▶ _Excerpted data_:

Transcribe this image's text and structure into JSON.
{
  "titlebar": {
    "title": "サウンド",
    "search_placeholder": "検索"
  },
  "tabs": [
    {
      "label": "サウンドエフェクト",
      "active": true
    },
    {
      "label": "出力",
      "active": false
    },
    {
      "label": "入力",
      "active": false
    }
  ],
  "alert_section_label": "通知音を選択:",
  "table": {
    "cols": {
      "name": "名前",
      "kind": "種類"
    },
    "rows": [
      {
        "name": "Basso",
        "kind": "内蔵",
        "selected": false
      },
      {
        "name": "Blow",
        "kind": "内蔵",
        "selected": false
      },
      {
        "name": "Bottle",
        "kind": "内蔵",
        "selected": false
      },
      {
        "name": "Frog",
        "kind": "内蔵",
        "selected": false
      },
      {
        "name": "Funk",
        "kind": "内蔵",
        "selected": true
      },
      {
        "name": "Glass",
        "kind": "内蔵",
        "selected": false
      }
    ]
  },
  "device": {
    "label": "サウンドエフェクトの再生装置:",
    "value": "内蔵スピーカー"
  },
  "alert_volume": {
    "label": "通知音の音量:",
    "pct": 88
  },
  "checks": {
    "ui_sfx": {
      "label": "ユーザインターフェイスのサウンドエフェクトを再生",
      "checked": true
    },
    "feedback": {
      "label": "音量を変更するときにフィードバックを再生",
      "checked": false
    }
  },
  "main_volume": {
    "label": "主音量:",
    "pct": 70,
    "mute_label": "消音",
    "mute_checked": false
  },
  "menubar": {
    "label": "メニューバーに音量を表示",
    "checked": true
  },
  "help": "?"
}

==

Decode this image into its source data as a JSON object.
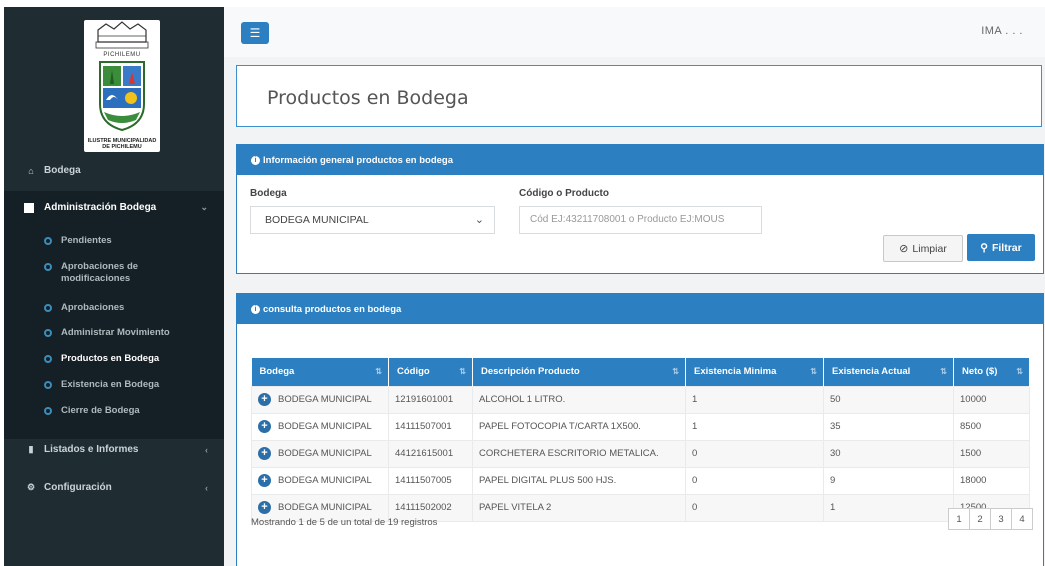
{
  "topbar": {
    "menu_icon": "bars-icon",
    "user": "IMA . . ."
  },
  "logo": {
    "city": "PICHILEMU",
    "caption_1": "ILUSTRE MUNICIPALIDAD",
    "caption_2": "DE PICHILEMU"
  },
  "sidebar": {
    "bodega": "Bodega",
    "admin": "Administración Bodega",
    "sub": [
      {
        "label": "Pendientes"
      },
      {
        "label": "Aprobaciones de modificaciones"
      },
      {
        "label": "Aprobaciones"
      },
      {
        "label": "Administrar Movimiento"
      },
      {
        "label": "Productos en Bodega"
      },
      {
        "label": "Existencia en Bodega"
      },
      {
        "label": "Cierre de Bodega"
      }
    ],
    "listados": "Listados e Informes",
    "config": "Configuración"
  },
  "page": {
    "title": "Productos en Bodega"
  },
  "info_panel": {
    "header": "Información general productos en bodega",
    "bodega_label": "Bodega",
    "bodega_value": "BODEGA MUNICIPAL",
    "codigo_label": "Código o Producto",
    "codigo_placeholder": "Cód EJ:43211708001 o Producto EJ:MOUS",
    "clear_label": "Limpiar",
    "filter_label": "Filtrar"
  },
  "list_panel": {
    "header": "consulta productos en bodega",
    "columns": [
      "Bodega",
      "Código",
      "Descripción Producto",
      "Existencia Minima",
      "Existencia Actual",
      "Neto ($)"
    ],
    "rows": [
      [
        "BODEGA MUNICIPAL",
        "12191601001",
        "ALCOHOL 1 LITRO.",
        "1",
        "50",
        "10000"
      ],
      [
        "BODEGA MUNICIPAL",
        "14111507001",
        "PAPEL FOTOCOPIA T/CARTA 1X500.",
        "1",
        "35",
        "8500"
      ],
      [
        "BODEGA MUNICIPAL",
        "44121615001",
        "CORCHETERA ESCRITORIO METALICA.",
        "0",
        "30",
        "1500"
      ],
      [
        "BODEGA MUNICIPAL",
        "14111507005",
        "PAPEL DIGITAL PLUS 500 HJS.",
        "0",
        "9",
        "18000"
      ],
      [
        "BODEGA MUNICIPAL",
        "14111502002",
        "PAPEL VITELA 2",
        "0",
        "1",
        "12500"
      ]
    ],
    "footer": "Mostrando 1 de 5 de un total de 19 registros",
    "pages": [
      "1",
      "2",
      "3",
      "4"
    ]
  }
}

▶ _Given request_: Return the lines of the records that include the string "Aprobaciones".

▶ _Response to this exercise_:
        "label": "Aprobaciones de modificaciones"
        "label": "Aprobaciones"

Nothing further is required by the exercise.